What the exercise asks:
Filter the entries, keeping every line with the word "оздоровления".

Records from a data source:
***

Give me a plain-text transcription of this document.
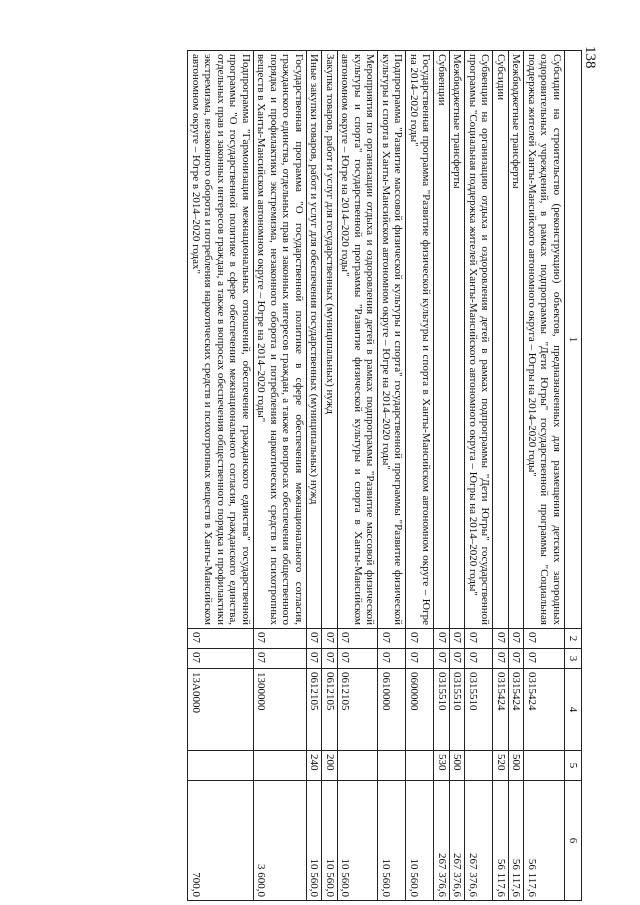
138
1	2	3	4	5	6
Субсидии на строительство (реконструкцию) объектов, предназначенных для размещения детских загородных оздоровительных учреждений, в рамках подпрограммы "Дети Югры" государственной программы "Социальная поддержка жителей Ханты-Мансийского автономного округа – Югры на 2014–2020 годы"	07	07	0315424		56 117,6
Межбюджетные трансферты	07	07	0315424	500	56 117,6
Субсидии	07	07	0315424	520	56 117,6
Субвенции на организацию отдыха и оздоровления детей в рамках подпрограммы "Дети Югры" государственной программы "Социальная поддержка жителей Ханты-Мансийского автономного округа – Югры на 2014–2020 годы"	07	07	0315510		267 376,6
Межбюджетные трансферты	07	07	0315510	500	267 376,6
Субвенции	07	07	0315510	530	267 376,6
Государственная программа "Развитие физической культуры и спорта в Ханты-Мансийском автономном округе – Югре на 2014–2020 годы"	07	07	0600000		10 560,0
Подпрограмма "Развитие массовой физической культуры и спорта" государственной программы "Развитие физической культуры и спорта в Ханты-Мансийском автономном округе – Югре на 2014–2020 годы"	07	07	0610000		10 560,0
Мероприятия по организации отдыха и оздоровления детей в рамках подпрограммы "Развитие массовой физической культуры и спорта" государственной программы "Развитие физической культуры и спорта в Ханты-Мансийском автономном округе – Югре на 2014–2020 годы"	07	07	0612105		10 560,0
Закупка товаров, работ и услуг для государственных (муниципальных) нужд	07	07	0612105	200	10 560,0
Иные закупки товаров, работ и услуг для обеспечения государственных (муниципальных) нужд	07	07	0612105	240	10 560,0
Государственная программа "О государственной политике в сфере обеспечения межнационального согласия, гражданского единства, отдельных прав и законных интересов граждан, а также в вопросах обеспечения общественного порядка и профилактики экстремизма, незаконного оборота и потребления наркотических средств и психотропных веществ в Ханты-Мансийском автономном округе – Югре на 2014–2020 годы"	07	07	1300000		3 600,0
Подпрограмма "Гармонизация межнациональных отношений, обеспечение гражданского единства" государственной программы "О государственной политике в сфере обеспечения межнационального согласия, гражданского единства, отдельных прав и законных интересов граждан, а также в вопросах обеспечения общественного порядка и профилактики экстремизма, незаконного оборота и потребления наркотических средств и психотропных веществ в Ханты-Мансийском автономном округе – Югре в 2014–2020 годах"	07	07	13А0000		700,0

***

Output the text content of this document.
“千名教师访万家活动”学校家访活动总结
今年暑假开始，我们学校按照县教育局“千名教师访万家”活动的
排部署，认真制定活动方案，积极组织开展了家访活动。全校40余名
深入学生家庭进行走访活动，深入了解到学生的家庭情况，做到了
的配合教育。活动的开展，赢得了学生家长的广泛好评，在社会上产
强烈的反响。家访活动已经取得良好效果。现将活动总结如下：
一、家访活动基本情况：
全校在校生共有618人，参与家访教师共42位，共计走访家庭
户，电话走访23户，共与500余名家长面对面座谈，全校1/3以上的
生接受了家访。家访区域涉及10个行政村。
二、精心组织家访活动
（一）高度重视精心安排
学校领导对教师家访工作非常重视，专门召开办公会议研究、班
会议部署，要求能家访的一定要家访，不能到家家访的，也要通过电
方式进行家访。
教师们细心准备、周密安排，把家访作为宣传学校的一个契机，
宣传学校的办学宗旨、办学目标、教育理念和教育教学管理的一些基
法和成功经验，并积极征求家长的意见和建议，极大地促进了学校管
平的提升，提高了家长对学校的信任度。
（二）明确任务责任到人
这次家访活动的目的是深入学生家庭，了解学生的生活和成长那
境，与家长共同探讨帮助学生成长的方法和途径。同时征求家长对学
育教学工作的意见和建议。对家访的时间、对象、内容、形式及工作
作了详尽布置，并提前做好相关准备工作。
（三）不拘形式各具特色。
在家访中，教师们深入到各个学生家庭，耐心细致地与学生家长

***

Full output:
Субвенции на организацию отдыха и оздоровления детей в рамках подпрограммы "Дети Югры" государственной программы "Социальная поддержка жителей Ханты-Мансийского автономного округа – Югры на 2014–2020 годы"	07	07	0315510		267 376,6
Мероприятия по организации отдыха и оздоровления детей в рамках подпрограммы "Развитие массовой физической культуры и спорта" государственной программы "Развитие физической культуры и спорта в Ханты-Мансийском автономном округе – Югре на 2014–2020 годы"	07	07	0612105		10 560,0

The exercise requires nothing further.